# [Direction]
Copy nothing but the text: reproduce each line of the listing exactly and leave the pictures out.

# [Material supplied]
⟨

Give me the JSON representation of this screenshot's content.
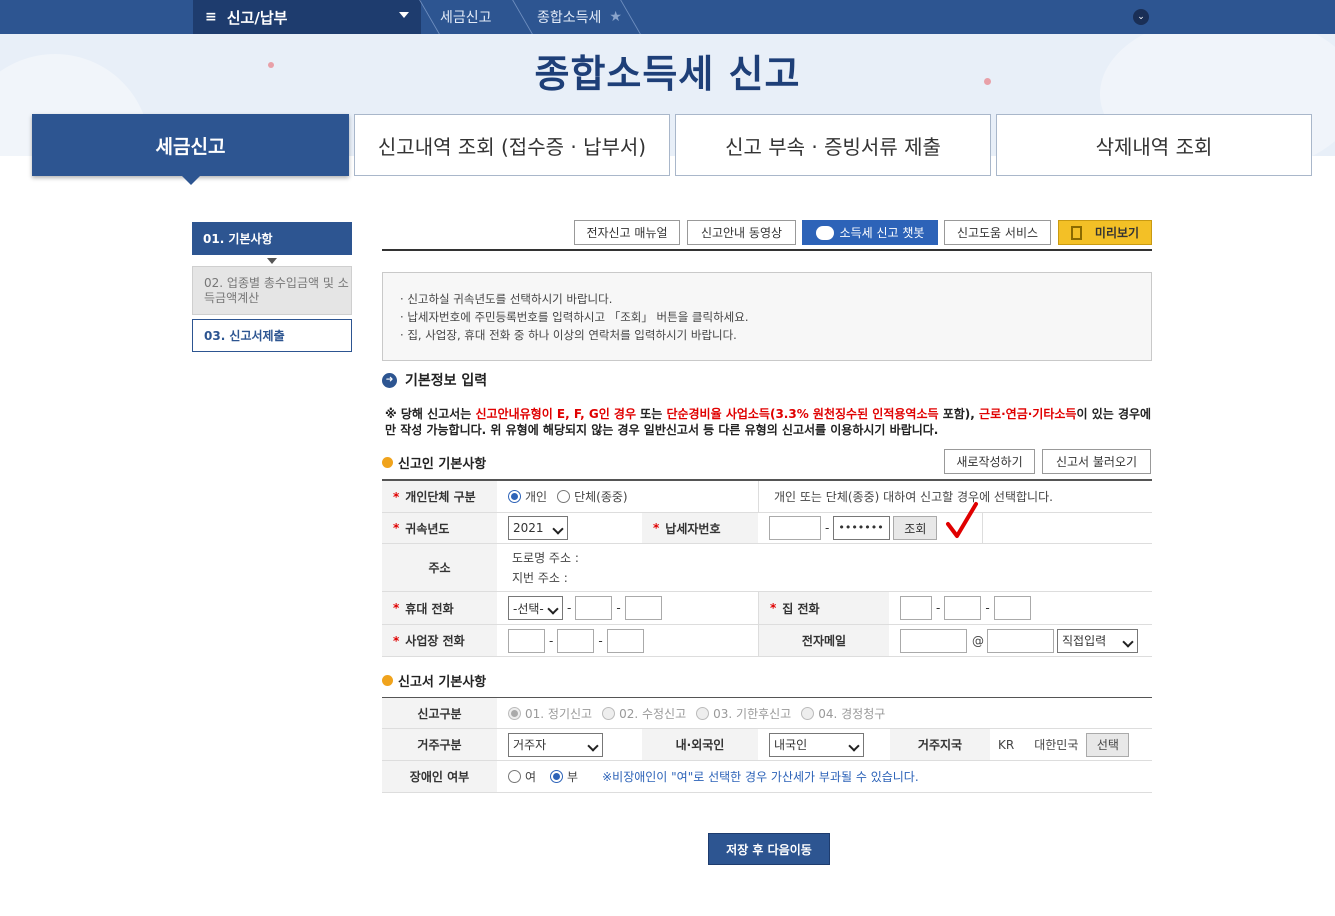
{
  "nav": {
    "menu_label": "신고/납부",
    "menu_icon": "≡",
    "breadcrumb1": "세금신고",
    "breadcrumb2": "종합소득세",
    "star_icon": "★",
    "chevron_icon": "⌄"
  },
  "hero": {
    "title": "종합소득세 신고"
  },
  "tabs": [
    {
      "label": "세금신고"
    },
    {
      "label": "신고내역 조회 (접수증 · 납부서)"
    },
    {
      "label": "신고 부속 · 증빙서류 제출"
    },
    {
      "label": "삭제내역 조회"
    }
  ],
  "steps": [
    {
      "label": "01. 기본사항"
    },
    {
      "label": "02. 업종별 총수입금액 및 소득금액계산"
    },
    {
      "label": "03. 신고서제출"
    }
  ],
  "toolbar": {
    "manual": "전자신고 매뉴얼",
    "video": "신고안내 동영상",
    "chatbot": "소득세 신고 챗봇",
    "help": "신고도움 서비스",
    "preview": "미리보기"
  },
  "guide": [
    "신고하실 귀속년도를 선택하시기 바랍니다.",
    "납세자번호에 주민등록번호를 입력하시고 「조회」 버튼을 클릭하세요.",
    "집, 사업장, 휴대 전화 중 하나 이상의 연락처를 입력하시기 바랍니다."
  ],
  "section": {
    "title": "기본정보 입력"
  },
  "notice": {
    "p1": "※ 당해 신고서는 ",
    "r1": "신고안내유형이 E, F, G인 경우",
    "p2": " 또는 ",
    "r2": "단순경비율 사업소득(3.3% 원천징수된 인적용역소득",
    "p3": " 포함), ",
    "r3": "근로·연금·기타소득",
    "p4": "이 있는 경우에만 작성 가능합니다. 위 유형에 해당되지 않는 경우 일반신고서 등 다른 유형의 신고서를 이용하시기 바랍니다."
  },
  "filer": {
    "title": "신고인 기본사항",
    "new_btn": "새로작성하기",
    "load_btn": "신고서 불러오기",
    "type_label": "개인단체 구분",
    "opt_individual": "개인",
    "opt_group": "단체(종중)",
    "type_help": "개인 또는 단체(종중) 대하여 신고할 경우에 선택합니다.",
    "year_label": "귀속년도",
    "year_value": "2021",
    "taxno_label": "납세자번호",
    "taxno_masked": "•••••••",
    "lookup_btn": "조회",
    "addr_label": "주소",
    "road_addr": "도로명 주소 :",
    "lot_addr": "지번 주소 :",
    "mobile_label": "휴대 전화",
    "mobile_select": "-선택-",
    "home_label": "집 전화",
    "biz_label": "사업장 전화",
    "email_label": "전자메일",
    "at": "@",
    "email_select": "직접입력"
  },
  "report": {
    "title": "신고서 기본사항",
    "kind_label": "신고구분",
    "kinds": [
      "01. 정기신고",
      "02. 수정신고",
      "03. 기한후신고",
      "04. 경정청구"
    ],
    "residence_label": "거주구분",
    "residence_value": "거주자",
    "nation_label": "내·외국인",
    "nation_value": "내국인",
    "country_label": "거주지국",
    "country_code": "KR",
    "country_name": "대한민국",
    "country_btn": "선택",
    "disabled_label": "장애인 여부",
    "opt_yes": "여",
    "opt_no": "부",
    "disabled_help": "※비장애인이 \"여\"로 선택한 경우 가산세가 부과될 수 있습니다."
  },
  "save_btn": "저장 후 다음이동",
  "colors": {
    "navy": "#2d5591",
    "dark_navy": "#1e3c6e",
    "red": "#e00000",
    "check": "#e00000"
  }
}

⟩

# [Output of the exercise]
Give me the JSON representation of this screenshot's content.
{
  "nav": {
    "menu_label": "신고/납부",
    "menu_icon": "≡",
    "breadcrumb1": "세금신고",
    "breadcrumb2": "종합소득세",
    "star_icon": "★",
    "chevron_icon": "⌄"
  },
  "hero": {
    "title": "종합소득세 신고"
  },
  "tabs": [
    {
      "label": "세금신고"
    },
    {
      "label": "신고내역 조회 (접수증 · 납부서)"
    },
    {
      "label": "신고 부속 · 증빙서류 제출"
    },
    {
      "label": "삭제내역 조회"
    }
  ],
  "steps": [
    {
      "label": "01. 기본사항"
    },
    {
      "label": "02. 업종별 총수입금액 및 소득금액계산"
    },
    {
      "label": "03. 신고서제출"
    }
  ],
  "toolbar": {
    "manual": "전자신고 매뉴얼",
    "video": "신고안내 동영상",
    "chatbot": "소득세 신고 챗봇",
    "help": "신고도움 서비스",
    "preview": "미리보기"
  },
  "guide": [
    "신고하실 귀속년도를 선택하시기 바랍니다.",
    "납세자번호에 주민등록번호를 입력하시고 「조회」 버튼을 클릭하세요.",
    "집, 사업장, 휴대 전화 중 하나 이상의 연락처를 입력하시기 바랍니다."
  ],
  "section": {
    "title": "기본정보 입력"
  },
  "notice": {
    "p1": "※ 당해 신고서는 ",
    "r1": "신고안내유형이 E, F, G인 경우",
    "p2": " 또는 ",
    "r2": "단순경비율 사업소득(3.3% 원천징수된 인적용역소득",
    "p3": " 포함), ",
    "r3": "근로·연금·기타소득",
    "p4": "이 있는 경우에만 작성 가능합니다. 위 유형에 해당되지 않는 경우 일반신고서 등 다른 유형의 신고서를 이용하시기 바랍니다."
  },
  "filer": {
    "title": "신고인 기본사항",
    "new_btn": "새로작성하기",
    "load_btn": "신고서 불러오기",
    "type_label": "개인단체 구분",
    "opt_individual": "개인",
    "opt_group": "단체(종중)",
    "type_help": "개인 또는 단체(종중) 대하여 신고할 경우에 선택합니다.",
    "year_label": "귀속년도",
    "year_value": "2021",
    "taxno_label": "납세자번호",
    "taxno_masked": "•••••••",
    "lookup_btn": "조회",
    "addr_label": "주소",
    "road_addr": "도로명 주소 :",
    "lot_addr": "지번 주소 :",
    "mobile_label": "휴대 전화",
    "mobile_select": "-선택-",
    "home_label": "집 전화",
    "biz_label": "사업장 전화",
    "email_label": "전자메일",
    "at": "@",
    "email_select": "직접입력"
  },
  "report": {
    "title": "신고서 기본사항",
    "kind_label": "신고구분",
    "kinds": [
      "01. 정기신고",
      "02. 수정신고",
      "03. 기한후신고",
      "04. 경정청구"
    ],
    "residence_label": "거주구분",
    "residence_value": "거주자",
    "nation_label": "내·외국인",
    "nation_value": "내국인",
    "country_label": "거주지국",
    "country_code": "KR",
    "country_name": "대한민국",
    "country_btn": "선택",
    "disabled_label": "장애인 여부",
    "opt_yes": "여",
    "opt_no": "부",
    "disabled_help": "※비장애인이 \"여\"로 선택한 경우 가산세가 부과될 수 있습니다."
  },
  "save_btn": "저장 후 다음이동",
  "colors": {
    "navy": "#2d5591",
    "dark_navy": "#1e3c6e",
    "red": "#e00000",
    "check": "#e00000"
  }
}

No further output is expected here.